Dilekçelerin teatisi aşaması usulüne uygun tamamlanmakla taraf teşkili sağlanmış ve yine usulüne uygun olarak tahkikat aşamasına geçilmiştir.
DELİLLER:
Trafik Tescil Şube Müdürlüğü yazılan müzekkere cevabı, davalı sigorta şirketine yazılan müzekkere cevabı, sigorta bilgi gözetim merkezine yazılan müzekkere cevabı, kusura, hasara ve değer kaybına ilişkin hazırlanan kusur ve otomotiv bilirkişisi raporu dosya arasındadır.
Mahkememizce 13/07/2021 tarihinde verilen ara karar gereği kusur ve otomotiv bilirkişisi … tarafından Mahkememize sunulan 08/11/2021 havale tarihli raporun dosyaya sunulduğu taraflara usulüne uygun olarak tebliğ edildiği incelenmesinde özetle; davalı tarafa ZMMS ile sigortalı araç sürücüsü …’ın söz konusu kazanın oluşumunda 2918 sayılı yasanın 52,56 ve 84. Maddeleri ihlalinden dolayı kazanın oluşu-muna etken olduğu, davacı tarafın ise kazanın oluşumuna herhangi bir etken niteliğinde bir davranışının bulunmadığı … plaka sayılı aracın kaza tarihi itibari ile iskontosuz ve orijinal parça bedellerinin KDV ve işçilik dahil tutarının 7.749,54 TL olduğu, davalı tarafça yapılan 20/10/2020 tarihindeki 5.935,68 TL’lik ödeme düşüldüğünde davalıdan bakiye 1.813,86 TL alacağının kalacağına bilirkişi tarafından kanaat edinildiği ayrıca değer kaybı oluşmayacağının ve 236.000 TL ekspertiz bedelinin takdirini mahkememize bırakıldığı, rapora karşı davacı tarafından beyanda dilekçesinin sunulduğu ve başka bir bilirkişiye gönderilmesinin talep edildiği, davalı tarafça bilirkişi raporuna beyan yada itirazda bulunulmadığı görülmüştür.
Davacı vekili tarafından sunulan 09/11/2021 havale tarihli ıslah dilekçesinde özetle; 50,00-TL olarak talep etmiş olduğumuz bakiye hasar onarım bedelini 1.813,86-TL’ye, 50,00-TL olarak talep etmiş oldukları değer kaybı bedelini
50,00-TL’ye olmak üzere 100,00-TL olarak talep etmiş oldukları alacaklarını 1.763,86-TL arttırarak 1.863,86-TL’ye ıslah ettiklerini, arabuluculuk sürecinde davacının vekil ile temsil edilmesinden dolayı A.A.Ü.T.’nin 16. maddesi kapsamında vekalet ücreti, ekspertiz rapor ücreti için ödenen 236,00 TL (yargılama gideri olarak) ve iş bu yargılama için yapılan yargılama giderleri ve ücreti vekaletin de davalı sigorta şirketine yükletilmesine karar verilmesinin talep edildiği görülmüştür.

──────────────────────────────

Kısa görev 1: Karar metninde "DELİLLER" başlığının altında dosya arasında bulunduğu belirtilen belgeleri sıralayın.
Kısa görev 2: Karar metninde "Dilekçelerin teatisi aşaması" ile başlayıp "raporu dosya arasındadır." ile biten bölümün tamamını aynen yeniden yazın.
Kayıtlar, karar metninden ayrı, bağımsız bir malzemedir.

[Bir veri kümesindeki kayıtlar]

──────────────────────────────

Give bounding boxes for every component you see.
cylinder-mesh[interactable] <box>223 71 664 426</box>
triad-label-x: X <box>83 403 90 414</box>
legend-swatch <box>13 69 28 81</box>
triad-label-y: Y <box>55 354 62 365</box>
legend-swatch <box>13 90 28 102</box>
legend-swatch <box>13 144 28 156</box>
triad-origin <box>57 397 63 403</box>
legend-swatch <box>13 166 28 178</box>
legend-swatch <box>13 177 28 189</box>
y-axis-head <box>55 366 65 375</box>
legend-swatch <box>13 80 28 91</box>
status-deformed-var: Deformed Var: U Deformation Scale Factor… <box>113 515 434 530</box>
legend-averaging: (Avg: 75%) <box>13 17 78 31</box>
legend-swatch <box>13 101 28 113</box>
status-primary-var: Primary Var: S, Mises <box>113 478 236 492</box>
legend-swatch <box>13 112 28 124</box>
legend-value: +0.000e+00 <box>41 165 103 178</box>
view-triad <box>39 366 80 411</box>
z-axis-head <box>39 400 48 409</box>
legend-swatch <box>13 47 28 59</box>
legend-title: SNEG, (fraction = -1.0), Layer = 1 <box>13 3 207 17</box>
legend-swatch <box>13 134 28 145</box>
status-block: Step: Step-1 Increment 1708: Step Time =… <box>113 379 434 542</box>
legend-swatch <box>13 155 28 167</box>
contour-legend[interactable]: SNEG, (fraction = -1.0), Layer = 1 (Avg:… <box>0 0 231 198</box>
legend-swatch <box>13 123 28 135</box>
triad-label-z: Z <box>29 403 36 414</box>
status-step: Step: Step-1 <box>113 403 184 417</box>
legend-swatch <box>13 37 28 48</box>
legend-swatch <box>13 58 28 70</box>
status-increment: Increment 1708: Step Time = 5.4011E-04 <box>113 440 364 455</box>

──────────────────────────────

Eksiksiz yanıt 1:
- Trafik Tescil Şube Müdürlüğüne yazılan müzekkere cevabı
- Davalı sigorta şirketine yazılan müzekkere cevabı
- Sigorta bilgi gözetim merkezine yazılan müzekkere cevabı
- Kusura, hasara ve değer kaybına ilişkin hazırlanan kusur ve otomotiv bilirkişisi raporu

Eksiksiz yanıt 2:
Dilekçelerin teatisi aşaması usulüne uygun tamamlanmakla taraf teşkili sağlanmış ve yine usulüne uygun olarak tahkikat aşamasına geçilmiştir.
DELİLLER:
Trafik Tescil Şube Müdürlüğü yazılan müzekkere cevabı, davalı sigorta şirketine yazılan müzekkere cevabı, sigorta bilgi gözetim merkezine yazılan müzekkere cevabı, kusura, hasara ve değer kaybına ilişkin hazırlanan kusur ve otomotiv bilirkişisi raporu dosya arasındadır.